MATERIAL TO PROCESS »
==*==
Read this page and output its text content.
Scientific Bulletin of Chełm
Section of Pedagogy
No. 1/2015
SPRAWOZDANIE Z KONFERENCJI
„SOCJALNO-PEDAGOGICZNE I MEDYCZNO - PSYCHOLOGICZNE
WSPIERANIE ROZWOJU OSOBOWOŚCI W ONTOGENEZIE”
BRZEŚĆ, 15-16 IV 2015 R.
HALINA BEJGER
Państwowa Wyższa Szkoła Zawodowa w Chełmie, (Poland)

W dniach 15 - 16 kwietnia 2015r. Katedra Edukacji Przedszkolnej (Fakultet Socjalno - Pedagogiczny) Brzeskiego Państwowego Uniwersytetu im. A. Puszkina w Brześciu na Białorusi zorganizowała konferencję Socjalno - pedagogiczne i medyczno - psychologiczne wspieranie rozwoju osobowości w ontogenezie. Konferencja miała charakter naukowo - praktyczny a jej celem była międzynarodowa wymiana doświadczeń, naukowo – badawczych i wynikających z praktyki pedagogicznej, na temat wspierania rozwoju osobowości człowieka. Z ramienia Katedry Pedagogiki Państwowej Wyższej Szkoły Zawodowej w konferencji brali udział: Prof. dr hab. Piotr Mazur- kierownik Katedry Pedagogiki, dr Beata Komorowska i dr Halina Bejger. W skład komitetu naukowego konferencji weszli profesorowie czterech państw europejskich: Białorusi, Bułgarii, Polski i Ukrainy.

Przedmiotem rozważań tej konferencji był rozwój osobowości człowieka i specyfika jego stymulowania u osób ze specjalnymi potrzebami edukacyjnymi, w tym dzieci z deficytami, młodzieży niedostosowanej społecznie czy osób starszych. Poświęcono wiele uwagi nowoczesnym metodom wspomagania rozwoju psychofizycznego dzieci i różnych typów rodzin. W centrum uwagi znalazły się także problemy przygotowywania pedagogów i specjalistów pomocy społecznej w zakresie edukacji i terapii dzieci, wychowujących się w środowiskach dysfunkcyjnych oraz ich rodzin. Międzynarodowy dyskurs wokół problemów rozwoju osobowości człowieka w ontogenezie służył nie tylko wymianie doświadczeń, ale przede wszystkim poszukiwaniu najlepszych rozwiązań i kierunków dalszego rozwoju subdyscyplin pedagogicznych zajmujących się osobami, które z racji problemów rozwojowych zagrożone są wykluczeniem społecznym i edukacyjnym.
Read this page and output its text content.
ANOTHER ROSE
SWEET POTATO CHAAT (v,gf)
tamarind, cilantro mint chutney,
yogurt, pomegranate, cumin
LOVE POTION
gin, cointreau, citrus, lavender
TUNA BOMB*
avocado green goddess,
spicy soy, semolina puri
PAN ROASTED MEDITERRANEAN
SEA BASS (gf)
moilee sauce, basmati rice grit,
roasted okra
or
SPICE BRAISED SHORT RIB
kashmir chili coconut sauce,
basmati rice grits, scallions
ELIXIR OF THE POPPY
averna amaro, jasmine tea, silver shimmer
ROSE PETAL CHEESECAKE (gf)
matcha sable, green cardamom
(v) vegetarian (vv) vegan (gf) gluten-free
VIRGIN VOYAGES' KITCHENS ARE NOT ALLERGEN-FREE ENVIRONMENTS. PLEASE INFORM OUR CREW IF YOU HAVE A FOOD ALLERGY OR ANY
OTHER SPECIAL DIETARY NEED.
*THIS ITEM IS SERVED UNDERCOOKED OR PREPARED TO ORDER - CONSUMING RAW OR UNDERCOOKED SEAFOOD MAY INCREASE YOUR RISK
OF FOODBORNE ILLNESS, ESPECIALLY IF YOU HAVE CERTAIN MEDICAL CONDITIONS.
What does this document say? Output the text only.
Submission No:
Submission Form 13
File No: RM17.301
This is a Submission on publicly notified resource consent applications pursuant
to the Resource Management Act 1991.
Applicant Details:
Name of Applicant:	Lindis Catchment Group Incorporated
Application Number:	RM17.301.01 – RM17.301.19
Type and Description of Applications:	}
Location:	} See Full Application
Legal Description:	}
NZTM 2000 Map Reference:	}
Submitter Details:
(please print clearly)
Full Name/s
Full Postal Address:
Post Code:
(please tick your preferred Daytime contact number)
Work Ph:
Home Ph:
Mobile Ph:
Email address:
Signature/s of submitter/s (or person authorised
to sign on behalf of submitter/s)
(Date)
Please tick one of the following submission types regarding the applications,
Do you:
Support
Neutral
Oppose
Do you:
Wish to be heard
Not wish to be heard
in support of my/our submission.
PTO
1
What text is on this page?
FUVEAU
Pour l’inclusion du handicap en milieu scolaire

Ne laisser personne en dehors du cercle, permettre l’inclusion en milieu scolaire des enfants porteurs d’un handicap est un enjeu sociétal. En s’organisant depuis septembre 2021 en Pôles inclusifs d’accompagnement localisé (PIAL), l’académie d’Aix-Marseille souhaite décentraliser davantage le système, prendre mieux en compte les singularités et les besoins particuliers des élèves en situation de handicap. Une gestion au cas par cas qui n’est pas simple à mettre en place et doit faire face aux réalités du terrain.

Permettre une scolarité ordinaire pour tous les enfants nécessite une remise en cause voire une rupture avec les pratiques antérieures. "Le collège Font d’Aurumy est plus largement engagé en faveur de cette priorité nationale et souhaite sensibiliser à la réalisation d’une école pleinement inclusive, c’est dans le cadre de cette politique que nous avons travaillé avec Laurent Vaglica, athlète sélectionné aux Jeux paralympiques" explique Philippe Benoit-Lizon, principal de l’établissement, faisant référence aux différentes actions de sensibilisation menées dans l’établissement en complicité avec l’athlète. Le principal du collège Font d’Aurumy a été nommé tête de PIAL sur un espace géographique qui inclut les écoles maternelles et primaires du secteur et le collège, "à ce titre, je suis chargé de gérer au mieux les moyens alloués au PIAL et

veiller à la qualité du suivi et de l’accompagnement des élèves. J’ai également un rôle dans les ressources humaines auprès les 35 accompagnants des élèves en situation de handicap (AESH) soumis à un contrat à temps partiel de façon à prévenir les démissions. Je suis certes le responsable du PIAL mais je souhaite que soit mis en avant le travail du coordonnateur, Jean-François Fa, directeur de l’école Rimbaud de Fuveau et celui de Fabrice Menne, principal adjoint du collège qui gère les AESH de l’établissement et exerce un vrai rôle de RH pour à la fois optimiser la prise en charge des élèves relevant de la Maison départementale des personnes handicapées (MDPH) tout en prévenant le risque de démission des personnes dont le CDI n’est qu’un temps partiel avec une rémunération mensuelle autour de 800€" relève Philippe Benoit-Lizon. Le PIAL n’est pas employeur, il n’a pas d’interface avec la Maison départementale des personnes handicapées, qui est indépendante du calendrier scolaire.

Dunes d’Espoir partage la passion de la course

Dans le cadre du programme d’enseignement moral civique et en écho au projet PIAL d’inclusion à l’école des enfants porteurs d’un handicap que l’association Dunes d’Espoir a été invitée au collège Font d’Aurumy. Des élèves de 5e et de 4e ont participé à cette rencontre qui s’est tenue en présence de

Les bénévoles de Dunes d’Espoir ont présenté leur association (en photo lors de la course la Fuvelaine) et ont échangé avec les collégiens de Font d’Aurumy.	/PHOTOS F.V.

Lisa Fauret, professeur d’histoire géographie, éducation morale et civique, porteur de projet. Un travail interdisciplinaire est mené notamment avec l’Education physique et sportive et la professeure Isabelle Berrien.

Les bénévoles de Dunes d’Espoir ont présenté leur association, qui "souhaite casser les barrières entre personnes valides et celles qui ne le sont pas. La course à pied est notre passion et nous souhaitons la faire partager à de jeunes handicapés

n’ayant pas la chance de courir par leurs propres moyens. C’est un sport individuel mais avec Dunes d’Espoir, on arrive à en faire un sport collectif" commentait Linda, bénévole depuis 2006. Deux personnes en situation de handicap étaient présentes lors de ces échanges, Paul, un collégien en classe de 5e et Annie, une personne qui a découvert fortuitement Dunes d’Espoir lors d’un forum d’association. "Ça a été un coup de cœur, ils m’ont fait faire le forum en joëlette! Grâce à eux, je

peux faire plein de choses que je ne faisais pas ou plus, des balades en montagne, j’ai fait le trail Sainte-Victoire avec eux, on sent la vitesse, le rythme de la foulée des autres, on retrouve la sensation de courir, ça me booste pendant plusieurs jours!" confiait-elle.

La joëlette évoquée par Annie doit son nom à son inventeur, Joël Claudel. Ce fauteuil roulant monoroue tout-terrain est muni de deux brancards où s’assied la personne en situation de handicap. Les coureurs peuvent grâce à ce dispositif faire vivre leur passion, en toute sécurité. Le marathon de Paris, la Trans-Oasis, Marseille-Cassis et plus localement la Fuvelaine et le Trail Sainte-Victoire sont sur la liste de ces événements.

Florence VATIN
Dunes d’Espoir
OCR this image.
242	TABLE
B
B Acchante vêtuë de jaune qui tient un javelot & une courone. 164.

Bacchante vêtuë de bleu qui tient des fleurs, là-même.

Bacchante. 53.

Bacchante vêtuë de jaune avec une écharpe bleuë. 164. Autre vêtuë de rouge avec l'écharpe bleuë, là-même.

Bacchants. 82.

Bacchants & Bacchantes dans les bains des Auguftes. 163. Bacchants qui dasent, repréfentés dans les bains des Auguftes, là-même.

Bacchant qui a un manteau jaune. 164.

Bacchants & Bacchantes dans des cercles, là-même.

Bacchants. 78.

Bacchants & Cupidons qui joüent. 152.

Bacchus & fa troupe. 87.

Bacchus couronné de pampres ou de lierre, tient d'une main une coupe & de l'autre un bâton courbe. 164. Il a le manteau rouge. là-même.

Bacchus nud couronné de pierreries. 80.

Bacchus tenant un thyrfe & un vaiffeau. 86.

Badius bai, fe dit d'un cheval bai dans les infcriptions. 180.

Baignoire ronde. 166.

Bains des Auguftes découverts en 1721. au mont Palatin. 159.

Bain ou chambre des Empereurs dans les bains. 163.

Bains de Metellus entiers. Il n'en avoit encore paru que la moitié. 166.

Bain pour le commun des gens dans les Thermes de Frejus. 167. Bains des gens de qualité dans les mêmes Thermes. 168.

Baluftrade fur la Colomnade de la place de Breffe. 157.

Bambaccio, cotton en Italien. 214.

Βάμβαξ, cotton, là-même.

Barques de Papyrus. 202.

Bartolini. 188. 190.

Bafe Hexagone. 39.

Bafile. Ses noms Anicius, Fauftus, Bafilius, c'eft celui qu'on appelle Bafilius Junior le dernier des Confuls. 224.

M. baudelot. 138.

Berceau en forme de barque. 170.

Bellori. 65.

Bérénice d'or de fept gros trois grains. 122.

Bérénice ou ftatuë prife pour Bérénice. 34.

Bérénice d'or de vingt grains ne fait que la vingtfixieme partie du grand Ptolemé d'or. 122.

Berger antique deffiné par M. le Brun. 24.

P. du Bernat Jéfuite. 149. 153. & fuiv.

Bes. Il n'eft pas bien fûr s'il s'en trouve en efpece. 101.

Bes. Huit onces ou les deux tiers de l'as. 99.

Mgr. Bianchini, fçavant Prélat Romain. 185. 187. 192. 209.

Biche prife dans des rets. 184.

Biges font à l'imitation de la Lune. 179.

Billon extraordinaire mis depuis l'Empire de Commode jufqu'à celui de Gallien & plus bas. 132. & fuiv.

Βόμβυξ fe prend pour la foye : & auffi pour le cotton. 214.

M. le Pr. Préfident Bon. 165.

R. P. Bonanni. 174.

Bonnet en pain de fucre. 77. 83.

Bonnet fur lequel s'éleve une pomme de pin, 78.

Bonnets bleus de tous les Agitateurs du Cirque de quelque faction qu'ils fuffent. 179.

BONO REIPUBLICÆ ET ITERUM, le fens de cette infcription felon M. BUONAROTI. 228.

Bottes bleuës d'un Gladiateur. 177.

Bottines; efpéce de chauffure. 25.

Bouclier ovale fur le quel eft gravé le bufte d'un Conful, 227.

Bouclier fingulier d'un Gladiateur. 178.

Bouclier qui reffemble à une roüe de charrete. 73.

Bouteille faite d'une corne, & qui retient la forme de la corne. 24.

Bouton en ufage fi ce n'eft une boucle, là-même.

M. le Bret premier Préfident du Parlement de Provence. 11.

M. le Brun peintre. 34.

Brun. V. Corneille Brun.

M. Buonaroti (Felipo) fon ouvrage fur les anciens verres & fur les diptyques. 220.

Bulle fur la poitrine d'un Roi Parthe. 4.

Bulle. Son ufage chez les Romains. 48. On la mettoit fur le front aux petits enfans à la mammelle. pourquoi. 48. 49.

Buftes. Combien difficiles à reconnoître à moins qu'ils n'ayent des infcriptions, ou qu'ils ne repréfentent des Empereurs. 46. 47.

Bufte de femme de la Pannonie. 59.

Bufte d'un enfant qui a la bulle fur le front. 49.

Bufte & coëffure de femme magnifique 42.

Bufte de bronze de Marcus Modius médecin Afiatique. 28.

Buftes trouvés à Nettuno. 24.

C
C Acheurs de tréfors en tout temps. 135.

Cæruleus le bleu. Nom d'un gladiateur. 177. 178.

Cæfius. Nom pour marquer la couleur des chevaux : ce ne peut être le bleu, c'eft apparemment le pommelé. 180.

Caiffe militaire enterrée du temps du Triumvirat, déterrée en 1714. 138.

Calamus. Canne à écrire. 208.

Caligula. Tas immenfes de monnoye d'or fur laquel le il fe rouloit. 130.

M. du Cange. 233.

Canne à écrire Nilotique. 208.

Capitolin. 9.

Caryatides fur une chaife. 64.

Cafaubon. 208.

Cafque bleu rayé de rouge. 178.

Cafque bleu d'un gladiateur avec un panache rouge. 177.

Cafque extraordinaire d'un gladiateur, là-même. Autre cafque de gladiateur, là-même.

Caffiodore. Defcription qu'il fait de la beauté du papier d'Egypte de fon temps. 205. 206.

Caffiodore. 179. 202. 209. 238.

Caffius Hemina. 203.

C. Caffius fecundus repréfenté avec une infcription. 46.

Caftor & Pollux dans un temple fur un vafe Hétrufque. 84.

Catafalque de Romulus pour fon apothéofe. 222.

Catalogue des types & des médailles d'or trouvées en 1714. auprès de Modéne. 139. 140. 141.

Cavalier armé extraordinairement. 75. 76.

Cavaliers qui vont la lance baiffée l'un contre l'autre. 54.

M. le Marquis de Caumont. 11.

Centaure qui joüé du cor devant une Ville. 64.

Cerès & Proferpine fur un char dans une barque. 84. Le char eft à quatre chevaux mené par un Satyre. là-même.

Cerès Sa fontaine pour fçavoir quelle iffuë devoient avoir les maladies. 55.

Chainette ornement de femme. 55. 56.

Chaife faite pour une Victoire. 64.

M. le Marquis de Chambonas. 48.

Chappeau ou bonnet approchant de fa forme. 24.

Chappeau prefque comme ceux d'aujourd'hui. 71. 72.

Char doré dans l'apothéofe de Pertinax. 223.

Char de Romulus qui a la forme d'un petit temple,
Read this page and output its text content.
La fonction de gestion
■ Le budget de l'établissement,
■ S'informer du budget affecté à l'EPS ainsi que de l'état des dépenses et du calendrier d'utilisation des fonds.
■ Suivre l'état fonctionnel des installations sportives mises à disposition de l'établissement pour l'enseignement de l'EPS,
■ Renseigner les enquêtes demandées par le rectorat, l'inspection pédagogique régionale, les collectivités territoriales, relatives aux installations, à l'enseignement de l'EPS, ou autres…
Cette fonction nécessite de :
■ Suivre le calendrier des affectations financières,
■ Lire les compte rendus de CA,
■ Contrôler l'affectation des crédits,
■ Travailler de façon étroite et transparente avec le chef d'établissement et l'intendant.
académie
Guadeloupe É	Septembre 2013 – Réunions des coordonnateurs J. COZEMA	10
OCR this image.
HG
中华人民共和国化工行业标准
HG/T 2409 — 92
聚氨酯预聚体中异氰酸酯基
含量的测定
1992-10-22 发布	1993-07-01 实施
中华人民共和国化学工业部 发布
==*==
PROMPT »
Extract every line of the records above that contains the word "Marquis".

THE COMPLETED TASK »
M. le Marquis de Caumont. 11.
M. le Marquis de Chambonas. 48.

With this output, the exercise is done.